## The task
Return the full material exactly.

## Dataset excerpts
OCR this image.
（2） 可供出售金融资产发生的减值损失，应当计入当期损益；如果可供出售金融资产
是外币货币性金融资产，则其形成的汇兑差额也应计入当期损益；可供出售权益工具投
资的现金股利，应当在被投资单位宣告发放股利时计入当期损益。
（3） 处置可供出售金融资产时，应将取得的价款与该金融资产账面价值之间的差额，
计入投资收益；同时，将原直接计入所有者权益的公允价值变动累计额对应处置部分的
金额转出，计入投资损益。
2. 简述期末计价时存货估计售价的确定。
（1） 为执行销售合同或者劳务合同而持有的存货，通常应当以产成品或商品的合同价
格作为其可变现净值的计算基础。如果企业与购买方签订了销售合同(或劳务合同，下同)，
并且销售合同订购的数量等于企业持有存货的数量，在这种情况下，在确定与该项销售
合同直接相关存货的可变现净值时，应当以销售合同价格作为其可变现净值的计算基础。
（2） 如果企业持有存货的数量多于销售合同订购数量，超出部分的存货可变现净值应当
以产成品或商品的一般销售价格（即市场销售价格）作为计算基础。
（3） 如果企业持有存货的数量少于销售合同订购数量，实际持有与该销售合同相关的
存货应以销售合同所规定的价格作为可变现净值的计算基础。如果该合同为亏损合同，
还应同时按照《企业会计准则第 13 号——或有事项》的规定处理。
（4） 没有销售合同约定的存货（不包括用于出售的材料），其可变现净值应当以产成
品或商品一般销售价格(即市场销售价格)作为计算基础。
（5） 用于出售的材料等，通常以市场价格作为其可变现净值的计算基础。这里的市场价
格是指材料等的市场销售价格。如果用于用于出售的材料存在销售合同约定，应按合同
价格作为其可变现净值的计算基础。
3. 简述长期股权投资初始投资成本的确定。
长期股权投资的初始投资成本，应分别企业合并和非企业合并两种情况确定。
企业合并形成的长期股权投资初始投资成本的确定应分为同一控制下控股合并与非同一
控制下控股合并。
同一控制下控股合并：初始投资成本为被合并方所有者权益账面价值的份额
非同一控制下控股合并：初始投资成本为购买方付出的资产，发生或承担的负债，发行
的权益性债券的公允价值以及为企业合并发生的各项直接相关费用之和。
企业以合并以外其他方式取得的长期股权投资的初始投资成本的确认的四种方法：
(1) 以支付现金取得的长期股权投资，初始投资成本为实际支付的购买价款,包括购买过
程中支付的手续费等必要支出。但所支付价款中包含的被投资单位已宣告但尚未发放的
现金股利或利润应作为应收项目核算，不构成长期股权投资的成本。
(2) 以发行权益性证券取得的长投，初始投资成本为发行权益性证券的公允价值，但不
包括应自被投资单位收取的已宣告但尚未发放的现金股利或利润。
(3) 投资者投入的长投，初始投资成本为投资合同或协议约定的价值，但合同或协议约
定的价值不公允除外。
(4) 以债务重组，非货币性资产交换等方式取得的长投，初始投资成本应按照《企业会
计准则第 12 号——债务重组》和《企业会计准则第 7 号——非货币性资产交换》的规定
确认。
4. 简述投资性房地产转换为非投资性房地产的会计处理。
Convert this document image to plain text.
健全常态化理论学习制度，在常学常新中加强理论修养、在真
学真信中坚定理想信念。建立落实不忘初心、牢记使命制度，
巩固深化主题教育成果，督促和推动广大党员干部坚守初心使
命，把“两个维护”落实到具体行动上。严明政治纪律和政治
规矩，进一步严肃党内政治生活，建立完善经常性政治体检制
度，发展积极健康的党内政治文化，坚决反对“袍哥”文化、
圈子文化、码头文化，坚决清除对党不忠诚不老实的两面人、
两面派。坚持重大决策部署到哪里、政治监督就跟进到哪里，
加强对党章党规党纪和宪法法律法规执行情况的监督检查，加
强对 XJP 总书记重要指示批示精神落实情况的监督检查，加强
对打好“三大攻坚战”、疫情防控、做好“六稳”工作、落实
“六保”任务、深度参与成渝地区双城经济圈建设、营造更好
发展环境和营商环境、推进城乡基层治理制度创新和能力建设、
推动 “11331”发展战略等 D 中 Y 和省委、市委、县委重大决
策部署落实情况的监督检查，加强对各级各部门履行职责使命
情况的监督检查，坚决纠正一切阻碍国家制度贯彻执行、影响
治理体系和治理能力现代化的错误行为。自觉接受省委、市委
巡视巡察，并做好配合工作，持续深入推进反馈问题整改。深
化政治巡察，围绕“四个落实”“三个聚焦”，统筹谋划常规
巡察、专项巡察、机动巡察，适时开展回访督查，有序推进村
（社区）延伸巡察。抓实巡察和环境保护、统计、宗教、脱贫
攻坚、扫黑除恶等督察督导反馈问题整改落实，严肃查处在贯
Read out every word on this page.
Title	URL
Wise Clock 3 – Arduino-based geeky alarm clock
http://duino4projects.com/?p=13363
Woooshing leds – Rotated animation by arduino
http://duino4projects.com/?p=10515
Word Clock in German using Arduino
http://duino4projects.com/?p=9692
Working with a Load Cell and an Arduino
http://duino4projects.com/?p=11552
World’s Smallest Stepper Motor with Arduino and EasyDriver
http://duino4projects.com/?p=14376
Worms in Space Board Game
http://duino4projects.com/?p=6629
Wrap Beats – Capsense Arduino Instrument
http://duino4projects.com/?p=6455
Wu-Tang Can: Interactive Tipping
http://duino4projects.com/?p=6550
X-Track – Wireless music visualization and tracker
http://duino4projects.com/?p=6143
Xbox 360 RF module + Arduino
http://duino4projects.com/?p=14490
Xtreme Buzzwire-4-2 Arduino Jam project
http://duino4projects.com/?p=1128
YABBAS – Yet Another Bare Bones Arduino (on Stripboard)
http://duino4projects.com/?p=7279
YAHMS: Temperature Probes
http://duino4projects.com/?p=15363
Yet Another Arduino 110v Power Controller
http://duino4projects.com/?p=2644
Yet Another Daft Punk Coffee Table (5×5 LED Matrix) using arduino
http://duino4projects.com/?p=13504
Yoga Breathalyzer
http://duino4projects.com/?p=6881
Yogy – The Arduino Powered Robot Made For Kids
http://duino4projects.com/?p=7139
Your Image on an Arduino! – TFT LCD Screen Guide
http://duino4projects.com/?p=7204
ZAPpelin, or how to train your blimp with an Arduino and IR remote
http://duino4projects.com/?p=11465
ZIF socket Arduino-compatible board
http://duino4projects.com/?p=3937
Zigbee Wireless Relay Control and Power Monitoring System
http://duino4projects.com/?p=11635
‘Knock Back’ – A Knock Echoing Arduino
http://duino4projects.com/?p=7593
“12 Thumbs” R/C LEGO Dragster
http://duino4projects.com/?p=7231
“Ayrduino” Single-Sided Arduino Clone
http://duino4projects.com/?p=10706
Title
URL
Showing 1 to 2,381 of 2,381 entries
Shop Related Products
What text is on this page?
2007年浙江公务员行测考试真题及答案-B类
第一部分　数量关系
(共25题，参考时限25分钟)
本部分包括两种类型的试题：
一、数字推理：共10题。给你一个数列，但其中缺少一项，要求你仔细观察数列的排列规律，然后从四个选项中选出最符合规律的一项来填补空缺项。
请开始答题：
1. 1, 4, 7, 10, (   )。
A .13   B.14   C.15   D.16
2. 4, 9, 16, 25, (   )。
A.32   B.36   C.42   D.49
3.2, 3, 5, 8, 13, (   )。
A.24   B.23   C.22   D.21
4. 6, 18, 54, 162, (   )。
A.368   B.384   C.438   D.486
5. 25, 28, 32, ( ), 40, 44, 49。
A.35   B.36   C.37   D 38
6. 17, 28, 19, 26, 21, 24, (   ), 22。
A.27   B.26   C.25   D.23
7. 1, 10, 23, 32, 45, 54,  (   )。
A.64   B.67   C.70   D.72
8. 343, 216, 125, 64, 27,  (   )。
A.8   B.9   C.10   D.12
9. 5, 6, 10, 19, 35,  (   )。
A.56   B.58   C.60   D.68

## Result
OCR this image.
（2） 可供出售金融资产发生的减值损失，应当计入当期损益；如果可供出售金融资产
是外币货币性金融资产，则其形成的汇兑差额也应计入当期损益；可供出售权益工具投
资的现金股利，应当在被投资单位宣告发放股利时计入当期损益。
（3） 处置可供出售金融资产时，应将取得的价款与该金融资产账面价值之间的差额，
计入投资收益；同时，将原直接计入所有者权益的公允价值变动累计额对应处置部分的
金额转出，计入投资损益。
2. 简述期末计价时存货估计售价的确定。
（1） 为执行销售合同或者劳务合同而持有的存货，通常应当以产成品或商品的合同价
格作为其可变现净值的计算基础。如果企业与购买方签订了销售合同(或劳务合同，下同)，
并且销售合同订购的数量等于企业持有存货的数量，在这种情况下，在确定与该项销售
合同直接相关存货的可变现净值时，应当以销售合同价格作为其可变现净值的计算基础。
（2） 如果企业持有存货的数量多于销售合同订购数量，超出部分的存货可变现净值应当
以产成品或商品的一般销售价格（即市场销售价格）作为计算基础。
（3） 如果企业持有存货的数量少于销售合同订购数量，实际持有与该销售合同相关的
存货应以销售合同所规定的价格作为可变现净值的计算基础。如果该合同为亏损合同，
还应同时按照《企业会计准则第 13 号——或有事项》的规定处理。
（4） 没有销售合同约定的存货（不包括用于出售的材料），其可变现净值应当以产成
品或商品一般销售价格(即市场销售价格)作为计算基础。
（5） 用于出售的材料等，通常以市场价格作为其可变现净值的计算基础。这里的市场价
格是指材料等的市场销售价格。如果用于用于出售的材料存在销售合同约定，应按合同
价格作为其可变现净值的计算基础。
3. 简述长期股权投资初始投资成本的确定。
长期股权投资的初始投资成本，应分别企业合并和非企业合并两种情况确定。
企业合并形成的长期股权投资初始投资成本的确定应分为同一控制下控股合并与非同一
控制下控股合并。
同一控制下控股合并：初始投资成本为被合并方所有者权益账面价值的份额
非同一控制下控股合并：初始投资成本为购买方付出的资产，发生或承担的负债，发行
的权益性债券的公允价值以及为企业合并发生的各项直接相关费用之和。
企业以合并以外其他方式取得的长期股权投资的初始投资成本的确认的四种方法：
(1) 以支付现金取得的长期股权投资，初始投资成本为实际支付的购买价款,包括购买过
程中支付的手续费等必要支出。但所支付价款中包含的被投资单位已宣告但尚未发放的
现金股利或利润应作为应收项目核算，不构成长期股权投资的成本。
(2) 以发行权益性证券取得的长投，初始投资成本为发行权益性证券的公允价值，但不
包括应自被投资单位收取的已宣告但尚未发放的现金股利或利润。
(3) 投资者投入的长投，初始投资成本为投资合同或协议约定的价值，但合同或协议约
定的价值不公允除外。
(4) 以债务重组，非货币性资产交换等方式取得的长投，初始投资成本应按照《企业会
计准则第 12 号——债务重组》和《企业会计准则第 7 号——非货币性资产交换》的规定
确认。
4. 简述投资性房地产转换为非投资性房地产的会计处理。
Convert this document image to plain text.
健全常态化理论学习制度，在常学常新中加强理论修养、在真
学真信中坚定理想信念。建立落实不忘初心、牢记使命制度，
巩固深化主题教育成果，督促和推动广大党员干部坚守初心使
命，把“两个维护”落实到具体行动上。严明政治纪律和政治
规矩，进一步严肃党内政治生活，建立完善经常性政治体检制
度，发展积极健康的党内政治文化，坚决反对“袍哥”文化、
圈子文化、码头文化，坚决清除对党不忠诚不老实的两面人、
两面派。坚持重大决策部署到哪里、政治监督就跟进到哪里，
加强对党章党规党纪和宪法法律法规执行情况的监督检查，加
强对 XJP 总书记重要指示批示精神落实情况的监督检查，加强
对打好“三大攻坚战”、疫情防控、做好“六稳”工作、落实
“六保”任务、深度参与成渝地区双城经济圈建设、营造更好
发展环境和营商环境、推进城乡基层治理制度创新和能力建设、
推动 “11331”发展战略等 D 中 Y 和省委、市委、县委重大决
策部署落实情况的监督检查，加强对各级各部门履行职责使命
情况的监督检查，坚决纠正一切阻碍国家制度贯彻执行、影响
治理体系和治理能力现代化的错误行为。自觉接受省委、市委
巡视巡察，并做好配合工作，持续深入推进反馈问题整改。深
化政治巡察，围绕“四个落实”“三个聚焦”，统筹谋划常规
巡察、专项巡察、机动巡察，适时开展回访督查，有序推进村
（社区）延伸巡察。抓实巡察和环境保护、统计、宗教、脱贫
攻坚、扫黑除恶等督察督导反馈问题整改落实，严肃查处在贯
Read out every word on this page.
Title	URL
Wise Clock 3 – Arduino-based geeky alarm clock
http://duino4projects.com/?p=13363
Woooshing leds – Rotated animation by arduino
http://duino4projects.com/?p=10515
Word Clock in German using Arduino
http://duino4projects.com/?p=9692
Working with a Load Cell and an Arduino
http://duino4projects.com/?p=11552
World’s Smallest Stepper Motor with Arduino and EasyDriver
http://duino4projects.com/?p=14376
Worms in Space Board Game
http://duino4projects.com/?p=6629
Wrap Beats – Capsense Arduino Instrument
http://duino4projects.com/?p=6455
Wu-Tang Can: Interactive Tipping
http://duino4projects.com/?p=6550
X-Track – Wireless music visualization and tracker
http://duino4projects.com/?p=6143
Xbox 360 RF module + Arduino
http://duino4projects.com/?p=14490
Xtreme Buzzwire-4-2 Arduino Jam project
http://duino4projects.com/?p=1128
YABBAS – Yet Another Bare Bones Arduino (on Stripboard)
http://duino4projects.com/?p=7279
YAHMS: Temperature Probes
http://duino4projects.com/?p=15363
Yet Another Arduino 110v Power Controller
http://duino4projects.com/?p=2644
Yet Another Daft Punk Coffee Table (5×5 LED Matrix) using arduino
http://duino4projects.com/?p=13504
Yoga Breathalyzer
http://duino4projects.com/?p=6881
Yogy – The Arduino Powered Robot Made For Kids
http://duino4projects.com/?p=7139
Your Image on an Arduino! – TFT LCD Screen Guide
http://duino4projects.com/?p=7204
ZAPpelin, or how to train your blimp with an Arduino and IR remote
http://duino4projects.com/?p=11465
ZIF socket Arduino-compatible board
http://duino4projects.com/?p=3937
Zigbee Wireless Relay Control and Power Monitoring System
http://duino4projects.com/?p=11635
‘Knock Back’ – A Knock Echoing Arduino
http://duino4projects.com/?p=7593
“12 Thumbs” R/C LEGO Dragster
http://duino4projects.com/?p=7231
“Ayrduino” Single-Sided Arduino Clone
http://duino4projects.com/?p=10706
Title
URL
Showing 1 to 2,381 of 2,381 entries
Shop Related Products
What text is on this page?
2007年浙江公务员行测考试真题及答案-B类
第一部分　数量关系
(共25题，参考时限25分钟)
本部分包括两种类型的试题：
一、数字推理：共10题。给你一个数列，但其中缺少一项，要求你仔细观察数列的排列规律，然后从四个选项中选出最符合规律的一项来填补空缺项。
请开始答题：
1. 1, 4, 7, 10, (   )。
A .13   B.14   C.15   D.16
2. 4, 9, 16, 25, (   )。
A.32   B.36   C.42   D.49
3.2, 3, 5, 8, 13, (   )。
A.24   B.23   C.22   D.21
4. 6, 18, 54, 162, (   )。
A.368   B.384   C.438   D.486
5. 25, 28, 32, ( ), 40, 44, 49。
A.35   B.36   C.37   D 38
6. 17, 28, 19, 26, 21, 24, (   ), 22。
A.27   B.26   C.25   D.23
7. 1, 10, 23, 32, 45, 54,  (   )。
A.64   B.67   C.70   D.72
8. 343, 216, 125, 64, 27,  (   )。
A.8   B.9   C.10   D.12
9. 5, 6, 10, 19, 35,  (   )。
A.56   B.58   C.60   D.68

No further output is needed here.